• THE REQUEST:
State how many lines in these records contain the word "color", and nothing else.
>>
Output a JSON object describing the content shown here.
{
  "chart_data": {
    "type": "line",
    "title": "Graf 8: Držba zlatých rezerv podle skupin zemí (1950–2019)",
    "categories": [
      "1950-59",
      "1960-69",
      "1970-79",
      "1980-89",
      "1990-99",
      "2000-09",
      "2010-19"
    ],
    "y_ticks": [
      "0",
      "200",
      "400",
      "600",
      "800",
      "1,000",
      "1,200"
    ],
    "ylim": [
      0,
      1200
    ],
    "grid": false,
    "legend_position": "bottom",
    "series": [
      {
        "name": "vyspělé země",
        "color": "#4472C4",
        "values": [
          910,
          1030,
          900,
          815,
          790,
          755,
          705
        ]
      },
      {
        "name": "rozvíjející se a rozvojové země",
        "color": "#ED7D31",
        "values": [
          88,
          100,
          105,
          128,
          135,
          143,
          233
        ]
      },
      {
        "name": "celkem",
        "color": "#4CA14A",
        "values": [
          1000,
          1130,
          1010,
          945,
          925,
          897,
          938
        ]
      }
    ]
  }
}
<<
• FINISHED EXERCISE:
3